Each line containing the word "text" must be reported.

-- START OF Records supplied --

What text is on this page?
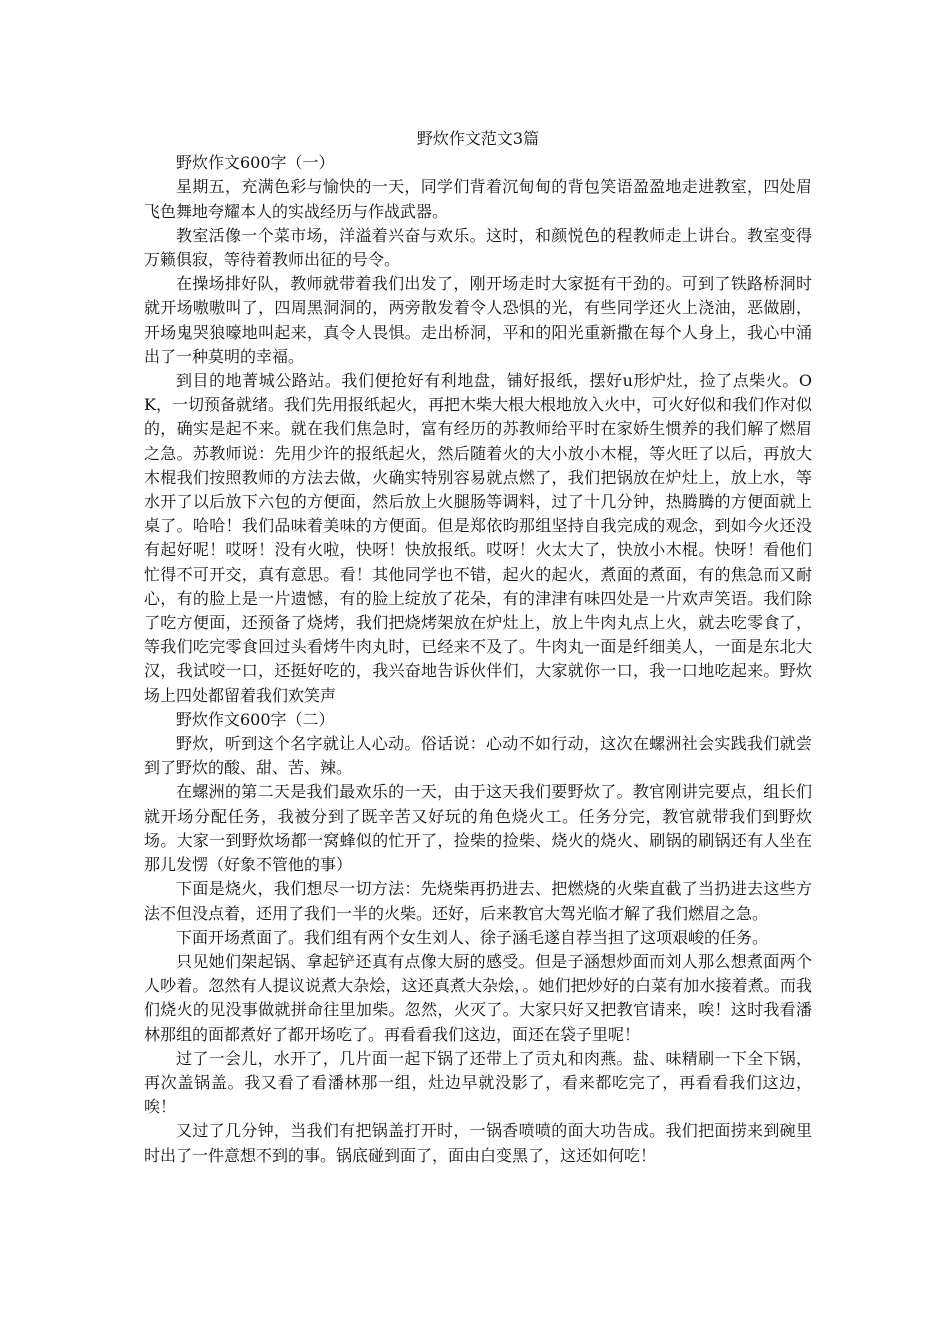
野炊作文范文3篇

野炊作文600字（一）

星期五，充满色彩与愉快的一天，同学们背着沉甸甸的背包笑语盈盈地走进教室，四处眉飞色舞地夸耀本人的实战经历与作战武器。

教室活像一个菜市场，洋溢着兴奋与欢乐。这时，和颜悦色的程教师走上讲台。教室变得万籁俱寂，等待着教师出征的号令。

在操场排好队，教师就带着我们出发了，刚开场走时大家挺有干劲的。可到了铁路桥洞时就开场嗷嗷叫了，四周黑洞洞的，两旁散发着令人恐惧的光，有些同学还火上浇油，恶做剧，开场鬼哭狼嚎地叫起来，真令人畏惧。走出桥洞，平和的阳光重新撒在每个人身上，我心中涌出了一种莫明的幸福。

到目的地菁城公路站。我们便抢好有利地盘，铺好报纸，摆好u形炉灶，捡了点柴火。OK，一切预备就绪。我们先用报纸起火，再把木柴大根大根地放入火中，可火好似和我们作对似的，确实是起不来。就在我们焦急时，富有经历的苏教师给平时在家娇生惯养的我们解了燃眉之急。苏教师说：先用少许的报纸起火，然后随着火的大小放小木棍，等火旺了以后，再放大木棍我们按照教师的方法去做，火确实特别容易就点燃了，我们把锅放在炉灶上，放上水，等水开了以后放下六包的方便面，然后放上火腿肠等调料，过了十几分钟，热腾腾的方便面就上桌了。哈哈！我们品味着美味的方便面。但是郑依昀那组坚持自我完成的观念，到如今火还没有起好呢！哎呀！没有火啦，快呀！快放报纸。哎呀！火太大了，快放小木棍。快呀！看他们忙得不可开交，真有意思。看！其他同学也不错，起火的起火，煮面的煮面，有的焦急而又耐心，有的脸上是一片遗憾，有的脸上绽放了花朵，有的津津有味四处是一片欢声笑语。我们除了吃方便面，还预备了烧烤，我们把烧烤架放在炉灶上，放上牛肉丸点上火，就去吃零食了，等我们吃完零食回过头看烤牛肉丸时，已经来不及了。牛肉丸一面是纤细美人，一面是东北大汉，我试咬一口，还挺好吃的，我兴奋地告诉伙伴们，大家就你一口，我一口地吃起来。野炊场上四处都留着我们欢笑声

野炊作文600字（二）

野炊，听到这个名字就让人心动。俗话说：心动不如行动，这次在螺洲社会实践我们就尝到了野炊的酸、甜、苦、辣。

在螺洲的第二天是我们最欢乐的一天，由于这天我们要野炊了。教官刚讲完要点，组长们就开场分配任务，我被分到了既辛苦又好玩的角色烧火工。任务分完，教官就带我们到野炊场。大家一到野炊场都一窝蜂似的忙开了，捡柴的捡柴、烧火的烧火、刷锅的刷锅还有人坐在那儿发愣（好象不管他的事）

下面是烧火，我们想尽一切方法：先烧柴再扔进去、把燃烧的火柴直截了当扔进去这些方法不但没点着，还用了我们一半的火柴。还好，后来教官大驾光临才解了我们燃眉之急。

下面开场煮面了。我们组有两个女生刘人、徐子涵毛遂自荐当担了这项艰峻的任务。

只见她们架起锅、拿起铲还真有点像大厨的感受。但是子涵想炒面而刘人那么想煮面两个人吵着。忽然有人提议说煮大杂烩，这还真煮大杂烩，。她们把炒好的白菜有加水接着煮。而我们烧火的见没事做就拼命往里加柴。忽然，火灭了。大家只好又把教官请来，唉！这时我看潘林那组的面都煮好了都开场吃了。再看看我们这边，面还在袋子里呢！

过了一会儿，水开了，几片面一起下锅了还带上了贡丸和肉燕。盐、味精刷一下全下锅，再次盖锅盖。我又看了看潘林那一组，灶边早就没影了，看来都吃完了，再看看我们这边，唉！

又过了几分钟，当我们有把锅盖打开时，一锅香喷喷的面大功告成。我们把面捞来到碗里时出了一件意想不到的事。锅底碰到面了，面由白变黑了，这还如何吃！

-- END OF Records supplied --
-- START OF Records supplied --

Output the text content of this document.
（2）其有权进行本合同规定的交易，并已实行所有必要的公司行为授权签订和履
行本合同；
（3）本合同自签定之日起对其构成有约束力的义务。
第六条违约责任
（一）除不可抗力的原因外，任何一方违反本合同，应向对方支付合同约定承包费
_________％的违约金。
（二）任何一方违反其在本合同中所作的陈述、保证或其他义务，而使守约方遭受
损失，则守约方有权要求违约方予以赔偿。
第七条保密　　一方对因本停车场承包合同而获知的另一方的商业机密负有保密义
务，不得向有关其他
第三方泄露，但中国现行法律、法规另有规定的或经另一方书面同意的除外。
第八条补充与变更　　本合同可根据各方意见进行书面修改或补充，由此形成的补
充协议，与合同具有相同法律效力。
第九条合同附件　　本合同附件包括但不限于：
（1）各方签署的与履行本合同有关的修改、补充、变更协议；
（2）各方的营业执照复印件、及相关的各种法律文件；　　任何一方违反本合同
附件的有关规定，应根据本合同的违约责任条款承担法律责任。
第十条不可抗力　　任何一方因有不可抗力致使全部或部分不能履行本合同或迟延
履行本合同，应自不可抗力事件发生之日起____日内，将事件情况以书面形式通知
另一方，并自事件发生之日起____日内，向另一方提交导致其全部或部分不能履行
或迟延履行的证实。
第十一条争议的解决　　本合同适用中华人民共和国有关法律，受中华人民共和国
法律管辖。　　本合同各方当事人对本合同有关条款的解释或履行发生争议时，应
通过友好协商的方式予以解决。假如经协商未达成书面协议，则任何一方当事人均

-- END OF Records supplied --

# [Reply]
What text is on this page?
Output the text content of this document.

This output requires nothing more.